'''

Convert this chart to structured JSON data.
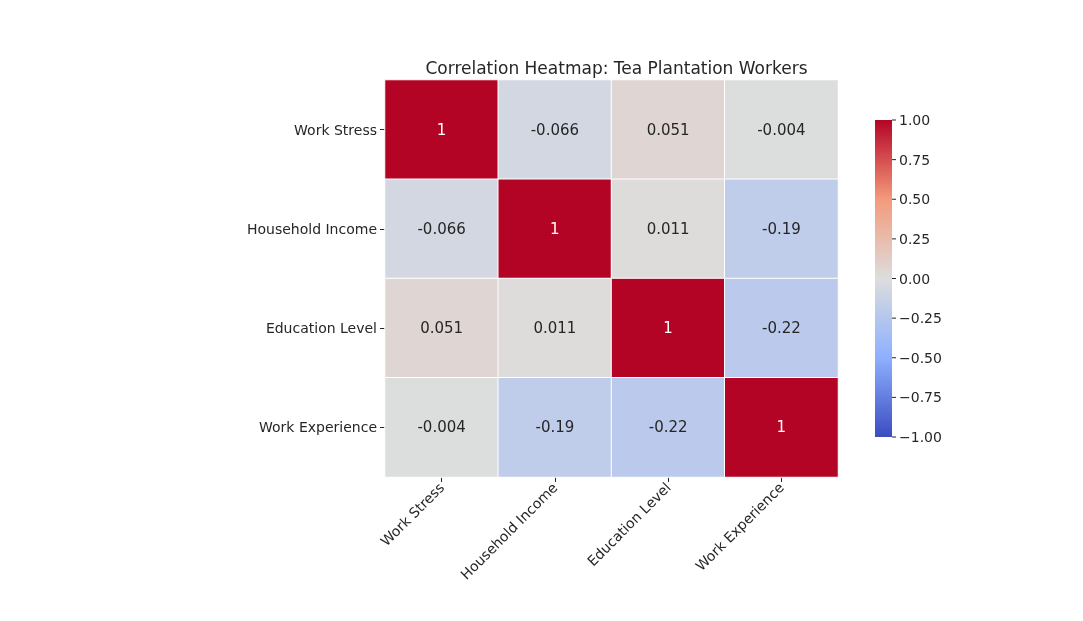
{
  "chart_data": {
    "type": "heatmap",
    "title": "Correlation Heatmap: Tea Plantation Workers",
    "categories": [
      "Work Stress",
      "Household Income",
      "Education Level",
      "Work Experience"
    ],
    "y_categories": [
      "Work Stress",
      "Household Income",
      "Education Level",
      "Work Experience"
    ],
    "cells": [
      [
        1,
        -0.066,
        0.051,
        -0.004
      ],
      [
        -0.066,
        1,
        0.011,
        -0.19
      ],
      [
        0.051,
        0.011,
        1,
        -0.22
      ],
      [
        -0.004,
        -0.19,
        -0.22,
        1
      ]
    ],
    "data_labels": true,
    "clim": [
      -1,
      1
    ],
    "cticks": [
      {
        "value": -1,
        "label": "−1.00"
      },
      {
        "value": -0.75,
        "label": "−0.75"
      },
      {
        "value": -0.5,
        "label": "−0.50"
      },
      {
        "value": -0.25,
        "label": "−0.25"
      },
      {
        "value": 0,
        "label": "0.00"
      },
      {
        "value": 0.25,
        "label": "0.25"
      },
      {
        "value": 0.5,
        "label": "0.50"
      },
      {
        "value": 0.75,
        "label": "0.75"
      },
      {
        "value": 1,
        "label": "1.00"
      }
    ]
  }
}
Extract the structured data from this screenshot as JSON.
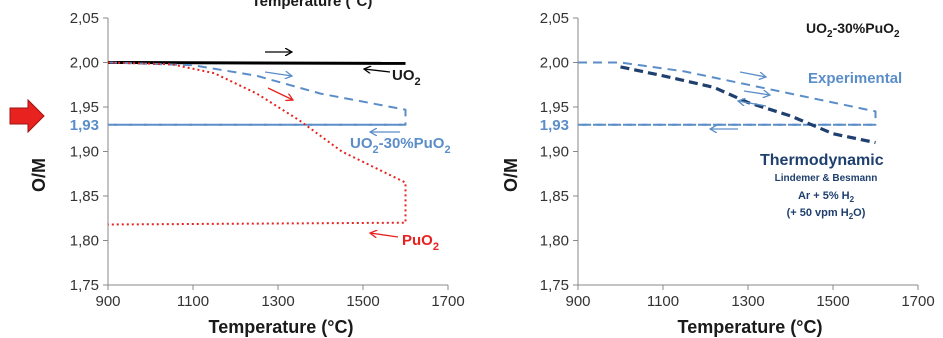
{
  "figure": {
    "top_cut_title": "Temperature (°C)",
    "pointer_icon": "right-arrow-icon"
  },
  "chart_data": [
    {
      "type": "line",
      "title": "",
      "xlabel": "Temperature (°C)",
      "ylabel": "O/M",
      "xlim": [
        900,
        1700
      ],
      "ylim": [
        1.75,
        2.05
      ],
      "xticks": [
        "900",
        "1100",
        "1300",
        "1500",
        "1700"
      ],
      "yticks": [
        "1,75",
        "1,80",
        "1,85",
        "1,90",
        "1,95",
        "2,00",
        "2,05"
      ],
      "grid": false,
      "reference_line": {
        "y": 1.93,
        "label": "1,93",
        "color": "#5b8ec9"
      },
      "series": [
        {
          "name": "UO2",
          "label_main": "UO",
          "label_sub": "2",
          "label_tail": "",
          "color": "#000000",
          "style": "solid",
          "x": [
            900,
            1600
          ],
          "y": [
            2.0,
            1.999
          ]
        },
        {
          "name": "UO2-30%PuO2",
          "label_main": "UO",
          "label_sub": "2",
          "label_tail": "-30%PuO",
          "label_sub2": "2",
          "color": "#5b8ec9",
          "style": "dashed",
          "x": [
            900,
            1100,
            1250,
            1400,
            1600,
            1600,
            900
          ],
          "y": [
            2.0,
            1.997,
            1.985,
            1.965,
            1.947,
            1.93,
            1.93
          ]
        },
        {
          "name": "PuO2",
          "label_main": "PuO",
          "label_sub": "2",
          "label_tail": "",
          "color": "#e8231f",
          "style": "dotted",
          "x": [
            900,
            1050,
            1150,
            1250,
            1350,
            1450,
            1600,
            1600,
            900
          ],
          "y": [
            2.0,
            1.998,
            1.988,
            1.965,
            1.935,
            1.9,
            1.865,
            1.82,
            1.818
          ]
        }
      ]
    },
    {
      "type": "line",
      "title": "UO2-30%PuO2",
      "title_main": "UO",
      "title_sub": "2",
      "title_tail": "-30%PuO",
      "title_sub2": "2",
      "xlabel": "Temperature (°C)",
      "ylabel": "O/M",
      "xlim": [
        900,
        1700
      ],
      "ylim": [
        1.75,
        2.05
      ],
      "xticks": [
        "900",
        "1100",
        "1300",
        "1500",
        "1700"
      ],
      "yticks": [
        "1,75",
        "1,80",
        "1,85",
        "1,90",
        "1,95",
        "2,00",
        "2,05"
      ],
      "grid": false,
      "reference_line": {
        "y": 1.93,
        "label": "1,93",
        "color": "#5b8ec9"
      },
      "series": [
        {
          "name": "Experimental",
          "color": "#5b8ec9",
          "style": "dashed",
          "x": [
            900,
            1000,
            1150,
            1300,
            1450,
            1600,
            1600,
            900
          ],
          "y": [
            2.0,
            2.0,
            1.99,
            1.975,
            1.96,
            1.945,
            1.93,
            1.93
          ]
        },
        {
          "name": "Thermodynamic",
          "color": "#1f3f6e",
          "style": "dashed-bold",
          "x": [
            1000,
            1100,
            1220,
            1300,
            1400,
            1500,
            1600
          ],
          "y": [
            1.995,
            1.985,
            1.972,
            1.955,
            1.94,
            1.92,
            1.91
          ]
        }
      ],
      "annotations": {
        "thermo_title": "Thermodynamic",
        "thermo_authors": "Lindemer & Besmann",
        "thermo_gas_main": "Ar + 5% H",
        "thermo_gas_sub": "2",
        "thermo_vpm_main": "(+ 50 vpm H",
        "thermo_vpm_sub": "2",
        "thermo_vpm_tail": "O)"
      }
    }
  ]
}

'''

• [Given task] Write the listing above out again exactly, dropping each image.

• [Solution to this exercise]
Convert this chart to structured JSON data.
{
  "chart_data": {
    "type": "heatmap",
    "title": "Correlation Heatmap: Tea Plantation Workers",
    "categories": [
      "Work Stress",
      "Household Income",
      "Education Level",
      "Work Experience"
    ],
    "y_categories": [
      "Work Stress",
      "Household Income",
      "Education Level",
      "Work Experience"
    ],
    "cells": [
      [
        1,
        -0.066,
        0.051,
        -0.004
      ],
      [
        -0.066,
        1,
        0.011,
        -0.19
      ],
      [
        0.051,
        0.011,
        1,
        -0.22
      ],
      [
        -0.004,
        -0.19,
        -0.22,
        1
      ]
    ],
    "data_labels": true,
    "clim": [
      -1,
      1
    ],
    "cticks": [
      {
        "value": -1,
        "label": "−1.00"
      },
      {
        "value": -0.75,
        "label": "−0.75"
      },
      {
        "value": -0.5,
        "label": "−0.50"
      },
      {
        "value": -0.25,
        "label": "−0.25"
      },
      {
        "value": 0,
        "label": "0.00"
      },
      {
        "value": 0.25,
        "label": "0.25"
      },
      {
        "value": 0.5,
        "label": "0.50"
      },
      {
        "value": 0.75,
        "label": "0.75"
      },
      {
        "value": 1,
        "label": "1.00"
      }
    ]
  }
}
Extract the structured data from this screenshot as JSON.
{
  "figure": {
    "top_cut_title": "Temperature (°C)",
    "pointer_icon": "right-arrow-icon"
  },
  "chart_data": [
    {
      "type": "line",
      "title": "",
      "xlabel": "Temperature (°C)",
      "ylabel": "O/M",
      "xlim": [
        900,
        1700
      ],
      "ylim": [
        1.75,
        2.05
      ],
      "xticks": [
        "900",
        "1100",
        "1300",
        "1500",
        "1700"
      ],
      "yticks": [
        "1,75",
        "1,80",
        "1,85",
        "1,90",
        "1,95",
        "2,00",
        "2,05"
      ],
      "grid": false,
      "reference_line": {
        "y": 1.93,
        "label": "1,93",
        "color": "#5b8ec9"
      },
      "series": [
        {
          "name": "UO2",
          "label_main": "UO",
          "label_sub": "2",
          "label_tail": "",
          "color": "#000000",
          "style": "solid",
          "x": [
            900,
            1600
          ],
          "y": [
            2.0,
            1.999
          ]
        },
        {
          "name": "UO2-30%PuO2",
          "label_main": "UO",
          "label_sub": "2",
          "label_tail": "-30%PuO",
          "label_sub2": "2",
          "color": "#5b8ec9",
          "style": "dashed",
          "x": [
            900,
            1100,
            1250,
            1400,
            1600,
            1600,
            900
          ],
          "y": [
            2.0,
            1.997,
            1.985,
            1.965,
            1.947,
            1.93,
            1.93
          ]
        },
        {
          "name": "PuO2",
          "label_main": "PuO",
          "label_sub": "2",
          "label_tail": "",
          "color": "#e8231f",
          "style": "dotted",
          "x": [
            900,
            1050,
            1150,
            1250,
            1350,
            1450,
            1600,
            1600,
            900
          ],
          "y": [
            2.0,
            1.998,
            1.988,
            1.965,
            1.935,
            1.9,
            1.865,
            1.82,
            1.818
          ]
        }
      ]
    },
    {
      "type": "line",
      "title": "UO2-30%PuO2",
      "title_main": "UO",
      "title_sub": "2",
      "title_tail": "-30%PuO",
      "title_sub2": "2",
      "xlabel": "Temperature (°C)",
      "ylabel": "O/M",
      "xlim": [
        900,
        1700
      ],
      "ylim": [
        1.75,
        2.05
      ],
      "xticks": [
        "900",
        "1100",
        "1300",
        "1500",
        "1700"
      ],
      "yticks": [
        "1,75",
        "1,80",
        "1,85",
        "1,90",
        "1,95",
        "2,00",
        "2,05"
      ],
      "grid": false,
      "reference_line": {
        "y": 1.93,
        "label": "1,93",
        "color": "#5b8ec9"
      },
      "series": [
        {
          "name": "Experimental",
          "color": "#5b8ec9",
          "style": "dashed",
          "x": [
            900,
            1000,
            1150,
            1300,
            1450,
            1600,
            1600,
            900
          ],
          "y": [
            2.0,
            2.0,
            1.99,
            1.975,
            1.96,
            1.945,
            1.93,
            1.93
          ]
        },
        {
          "name": "Thermodynamic",
          "color": "#1f3f6e",
          "style": "dashed-bold",
          "x": [
            1000,
            1100,
            1220,
            1300,
            1400,
            1500,
            1600
          ],
          "y": [
            1.995,
            1.985,
            1.972,
            1.955,
            1.94,
            1.92,
            1.91
          ]
        }
      ],
      "annotations": {
        "thermo_title": "Thermodynamic",
        "thermo_authors": "Lindemer & Besmann",
        "thermo_gas_main": "Ar + 5% H",
        "thermo_gas_sub": "2",
        "thermo_vpm_main": "(+ 50 vpm H",
        "thermo_vpm_sub": "2",
        "thermo_vpm_tail": "O)"
      }
    }
  ]
}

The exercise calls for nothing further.